**** RECORD SET ****

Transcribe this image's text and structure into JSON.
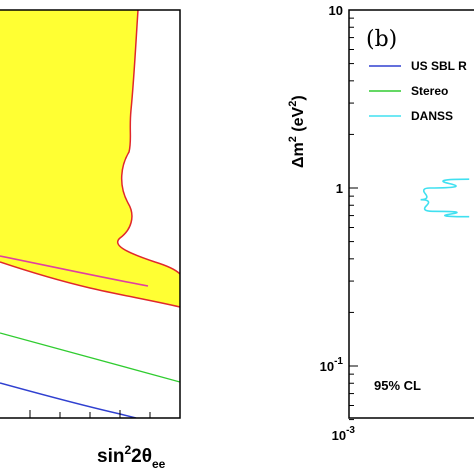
{
  "chart_data": [
    {
      "panel": "a",
      "type": "area",
      "xlabel": {
        "main": "sin",
        "sup": "2",
        "rest": "2θ",
        "sub": "ee"
      },
      "regions": [
        {
          "name": "",
          "color": "#ffff33",
          "border": "#e0282c"
        }
      ],
      "curves": [
        {
          "name": "",
          "color": "#e040a0"
        },
        {
          "name": "",
          "color": "#30cc30"
        },
        {
          "name": "",
          "color": "#3040d0"
        }
      ]
    },
    {
      "panel": "b",
      "type": "line",
      "panel_tag": "(b)",
      "ylabel": {
        "main": "Δm",
        "sup1": "2",
        "mid": " (eV",
        "sup2": "2",
        "end": ")"
      },
      "yscale": "log",
      "xscale": "log",
      "ylim": [
        0.05,
        10
      ],
      "yticks": [
        {
          "value": 10,
          "label": "10"
        },
        {
          "value": 1,
          "label": "1"
        },
        {
          "value": 0.1,
          "base": "10",
          "exp": "-1"
        }
      ],
      "xticks": [
        {
          "value": 0.001,
          "base": "10",
          "exp": "-3"
        }
      ],
      "legend": {
        "placement": "top-right",
        "entries": [
          {
            "label": "US SBL R",
            "color": "#3040d0"
          },
          {
            "label": "Stereo",
            "color": "#30cc30"
          },
          {
            "label": "DANSS",
            "color": "#40e0f0"
          }
        ]
      },
      "annotation": "95% CL",
      "series": [
        {
          "name": "DANSS",
          "color": "#40e0f0",
          "points": [
            [
              0.04,
              1.12
            ],
            [
              0.012,
              1.0
            ],
            [
              0.009,
              0.86
            ],
            [
              0.013,
              0.74
            ],
            [
              0.04,
              0.69
            ]
          ]
        }
      ]
    }
  ]
}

****

PROBLEM TO SOLVE: Copy all the entries word for word. Omit any pictures.

REPLY:
Transcribe this image's text and structure into JSON.
{
  "chart_data": [
    {
      "panel": "a",
      "type": "area",
      "xlabel": {
        "main": "sin",
        "sup": "2",
        "rest": "2θ",
        "sub": "ee"
      },
      "regions": [
        {
          "name": "",
          "color": "#ffff33",
          "border": "#e0282c"
        }
      ],
      "curves": [
        {
          "name": "",
          "color": "#e040a0"
        },
        {
          "name": "",
          "color": "#30cc30"
        },
        {
          "name": "",
          "color": "#3040d0"
        }
      ]
    },
    {
      "panel": "b",
      "type": "line",
      "panel_tag": "(b)",
      "ylabel": {
        "main": "Δm",
        "sup1": "2",
        "mid": " (eV",
        "sup2": "2",
        "end": ")"
      },
      "yscale": "log",
      "xscale": "log",
      "ylim": [
        0.05,
        10
      ],
      "yticks": [
        {
          "value": 10,
          "label": "10"
        },
        {
          "value": 1,
          "label": "1"
        },
        {
          "value": 0.1,
          "base": "10",
          "exp": "-1"
        }
      ],
      "xticks": [
        {
          "value": 0.001,
          "base": "10",
          "exp": "-3"
        }
      ],
      "legend": {
        "placement": "top-right",
        "entries": [
          {
            "label": "US SBL R",
            "color": "#3040d0"
          },
          {
            "label": "Stereo",
            "color": "#30cc30"
          },
          {
            "label": "DANSS",
            "color": "#40e0f0"
          }
        ]
      },
      "annotation": "95% CL",
      "series": [
        {
          "name": "DANSS",
          "color": "#40e0f0",
          "points": [
            [
              0.04,
              1.12
            ],
            [
              0.012,
              1.0
            ],
            [
              0.009,
              0.86
            ],
            [
              0.013,
              0.74
            ],
            [
              0.04,
              0.69
            ]
          ]
        }
      ]
    }
  ]
}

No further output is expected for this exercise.